-- Quoted text --
By Joann S. Lublin
A two-person board committee? They exist--even at some of
America's biggest companies.
The committees that figure out the pay for top executives at
Yahoo Inc. and Alphabet Inc., the parent of Google, have only two
board members. That's also true for the committees that recommend
new directors for Chipotle Mexican Grill Inc. and Netflix Inc.
A two-member committee "is out of step with how other boards
operate," says Michelle Edkins, global head of corporate governance
and responsible investment for BlackRock Inc., a giant money
manager. Governance experts contend very small committees lack
different perspectives and may stall due to a tie vote or absent
member.
There were 11 companies in the S&P 500 index as of Dec. 9
where key board panels consist of just two people, according to a
Wall Street Journal analysis of 2015 proxy statements and data from
corporate filings service MyLogIQ.
Along with the audit panel, the committees overseeing pay,
prospective directors and corporate governance carry out the most
complex assignments and are closely watched by institutional
investors.
Corporate boards use committees to divide up the work so that
members can dig more deeply into specific tasks, ranging from
overseeing chief executive succession to financial reports, audits
and internal controls. Their work and decisions then get shared and
reviewed by the full board.
Both Nasdaq and the New York Stock Exchange require companies to
have audit committees of at least three board members, and Nasdaq
listed firms must have a compensation committee with at least two
people.
On average, boards of S&P 500 businesses have at least four
members on the compensation, governance and audit committees,
according to research firm Equilar Inc. Some board committees are
much larger. Thirteen of the board's 15 people sit on the
governance committee at Charles Schwab Corp., for instance.
Glass, Lewis & Co., the second-biggest U.S. proxy-advisory
firm, has taken aim at companies with tiny audit panels. The firm,
which advises institutional investors about how to vote their
corporate ballots, will oppose the re-election of directors at
businesses with fewer than three audit committee members. Those
firms ignore the stock exchanges' rules for audit committees or
aren't listed on them.
A panel that small "concentrates oversight on too few
individuals (or just one), given the important financial and
risk-oversight duties provided," says Robert McCormick, chief
policy officer of Glass Lewis. No company in the S&P 500 index
has an audit committee with only two people, according to the
Journal analysis.
During the 2015 proxy season, the proxy adviser targeted board
members over this issue at 31 companies, most of which have a small
market capitalization. Only one such director failed to win
majority support, but Glass Lewis had raised multiple objections to
her re-election.

-- Information provided --
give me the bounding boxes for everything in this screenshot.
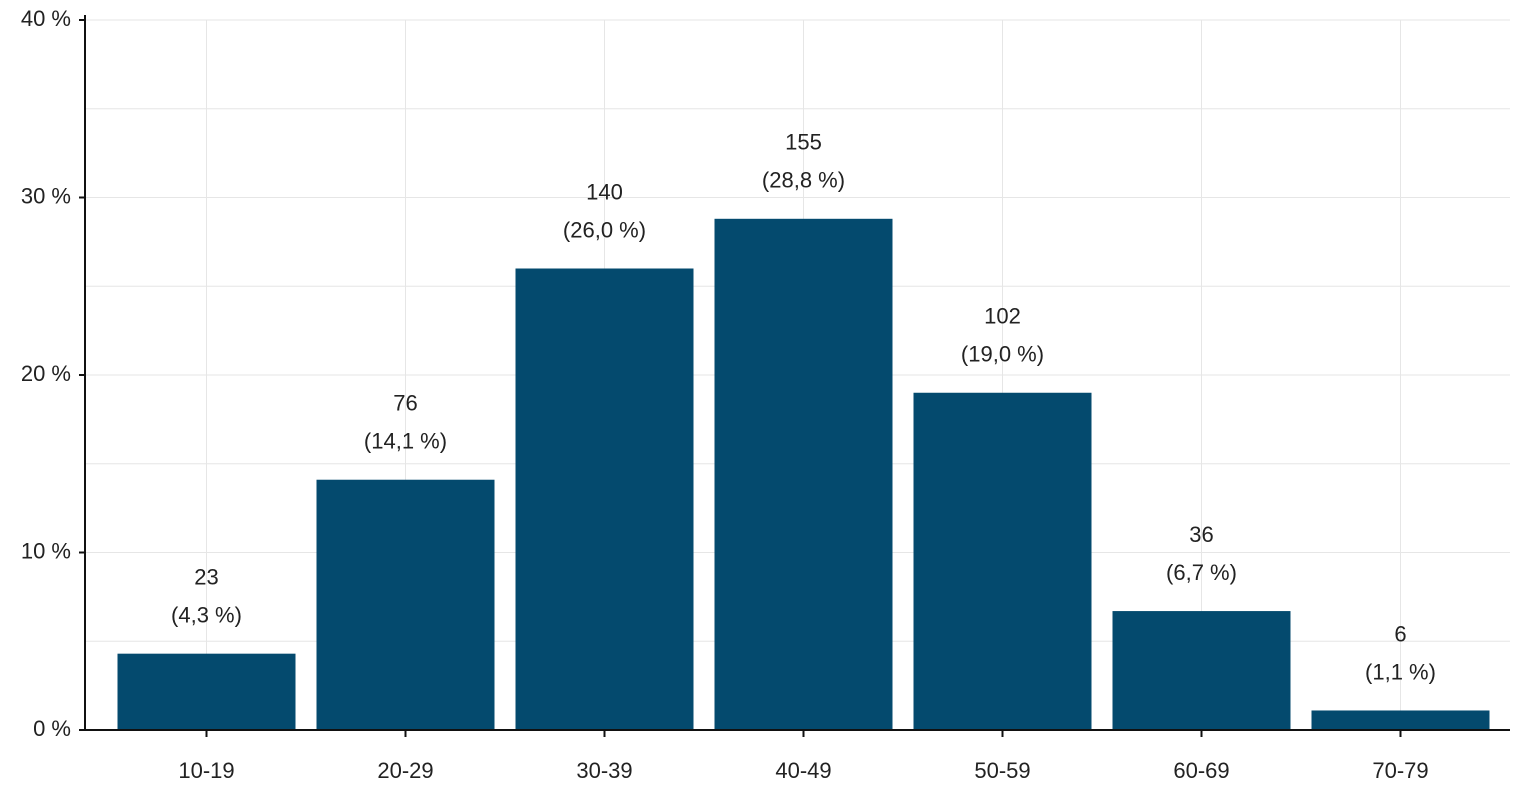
count-label: 140 — [586, 179, 623, 204]
y-tick-label: 0 % — [33, 716, 71, 741]
x-tick-label: 20-29 — [377, 758, 433, 783]
value-label: (6,7 %) — [1166, 560, 1237, 585]
count-label: 23 — [194, 564, 218, 589]
x-tick-label: 10-19 — [178, 758, 234, 783]
value-label: (1,1 %) — [1365, 659, 1436, 684]
y-tick-label: 10 % — [21, 538, 71, 563]
value-label: (14,1 %) — [364, 429, 447, 454]
bar — [117, 653, 296, 730]
y-tick-label: 40 % — [21, 6, 71, 31]
x-tick-label: 30-39 — [576, 758, 632, 783]
bar — [515, 268, 694, 730]
x-tick-label: 40-49 — [775, 758, 831, 783]
y-tick-label: 30 % — [21, 183, 71, 208]
count-label: 36 — [1189, 522, 1213, 547]
count-label: 76 — [393, 391, 417, 416]
value-label: (28,8 %) — [762, 168, 845, 193]
x-tick-label: 70-79 — [1372, 758, 1428, 783]
value-label: (4,3 %) — [171, 602, 242, 627]
bar — [1112, 611, 1291, 730]
bar — [913, 392, 1092, 730]
value-label: (26,0 %) — [563, 217, 646, 242]
count-label: 6 — [1394, 621, 1406, 646]
bar — [1311, 710, 1490, 730]
count-label: 155 — [785, 130, 822, 155]
x-tick-label: 50-59 — [974, 758, 1030, 783]
bar — [316, 479, 495, 730]
count-label: 102 — [984, 304, 1021, 329]
bar — [714, 218, 893, 731]
value-label: (19,0 %) — [961, 342, 1044, 367]
x-tick-label: 60-69 — [1173, 758, 1229, 783]
y-tick-label: 20 % — [21, 361, 71, 386]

-- Brief --
Copy the article on small board committees between "On average, boards" and "listed on them.", inclusive, changing "Thirteen" to "Twelve". The records have nothing to do with what comes next.

-- Reply --
On average, boards of S&P 500 businesses have at least four
members on the compensation, governance and audit committees,
according to research firm Equilar Inc. Some board committees are
much larger. Twelve of the board's 15 people sit on the
governance committee at Charles Schwab Corp., for instance.
Glass, Lewis & Co., the second-biggest U.S. proxy-advisory
firm, has taken aim at companies with tiny audit panels. The firm,
which advises institutional investors about how to vote their
corporate ballots, will oppose the re-election of directors at
businesses with fewer than three audit committee members. Those
firms ignore the stock exchanges' rules for audit committees or
aren't listed on them.